## Goal
The data below should be restated word for word, with every picture omitted.

## Raw data
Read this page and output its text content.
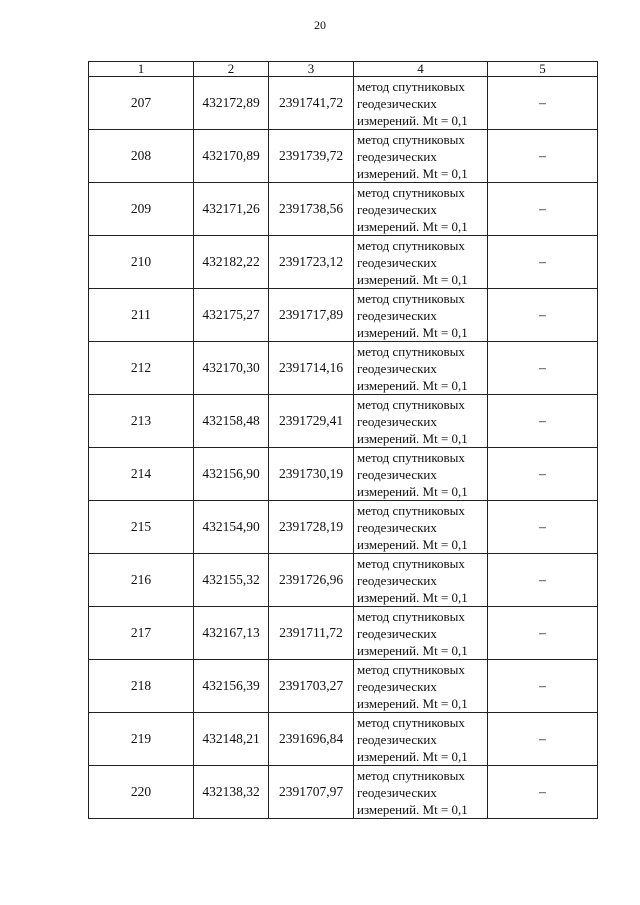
20
1	2	3	4	5
207	432172,89	2391741,72	метод спутниковых
геодезических
измерений. Mt = 0,1	–
208	432170,89	2391739,72	метод спутниковых
геодезических
измерений. Mt = 0,1	–
209	432171,26	2391738,56	метод спутниковых
геодезических
измерений. Mt = 0,1	–
210	432182,22	2391723,12	метод спутниковых
геодезических
измерений. Mt = 0,1	–
211	432175,27	2391717,89	метод спутниковых
геодезических
измерений. Mt = 0,1	–
212	432170,30	2391714,16	метод спутниковых
геодезических
измерений. Mt = 0,1	–
213	432158,48	2391729,41	метод спутниковых
геодезических
измерений. Mt = 0,1	–
214	432156,90	2391730,19	метод спутниковых
геодезических
измерений. Mt = 0,1	–
215	432154,90	2391728,19	метод спутниковых
геодезических
измерений. Mt = 0,1	–
216	432155,32	2391726,96	метод спутниковых
геодезических
измерений. Mt = 0,1	–
217	432167,13	2391711,72	метод спутниковых
геодезических
измерений. Mt = 0,1	–
218	432156,39	2391703,27	метод спутниковых
геодезических
измерений. Mt = 0,1	–
219	432148,21	2391696,84	метод спутниковых
геодезических
измерений. Mt = 0,1	–
220	432138,32	2391707,97	метод спутниковых
геодезических
измерений. Mt = 0,1	–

## Response to the exercise
Read this page and output its text content.
20
1	2	3	4	5
207	432172,89	2391741,72	метод спутниковых
геодезических
измерений. Mt = 0,1	–
208	432170,89	2391739,72	метод спутниковых
геодезических
измерений. Mt = 0,1	–
209	432171,26	2391738,56	метод спутниковых
геодезических
измерений. Mt = 0,1	–
210	432182,22	2391723,12	метод спутниковых
геодезических
измерений. Mt = 0,1	–
211	432175,27	2391717,89	метод спутниковых
геодезических
измерений. Mt = 0,1	–
212	432170,30	2391714,16	метод спутниковых
геодезических
измерений. Mt = 0,1	–
213	432158,48	2391729,41	метод спутниковых
геодезических
измерений. Mt = 0,1	–
214	432156,90	2391730,19	метод спутниковых
геодезических
измерений. Mt = 0,1	–
215	432154,90	2391728,19	метод спутниковых
геодезических
измерений. Mt = 0,1	–
216	432155,32	2391726,96	метод спутниковых
геодезических
измерений. Mt = 0,1	–
217	432167,13	2391711,72	метод спутниковых
геодезических
измерений. Mt = 0,1	–
218	432156,39	2391703,27	метод спутниковых
геодезических
измерений. Mt = 0,1	–
219	432148,21	2391696,84	метод спутниковых
геодезических
измерений. Mt = 0,1	–
220	432138,32	2391707,97	метод спутниковых
геодезических
измерений. Mt = 0,1	–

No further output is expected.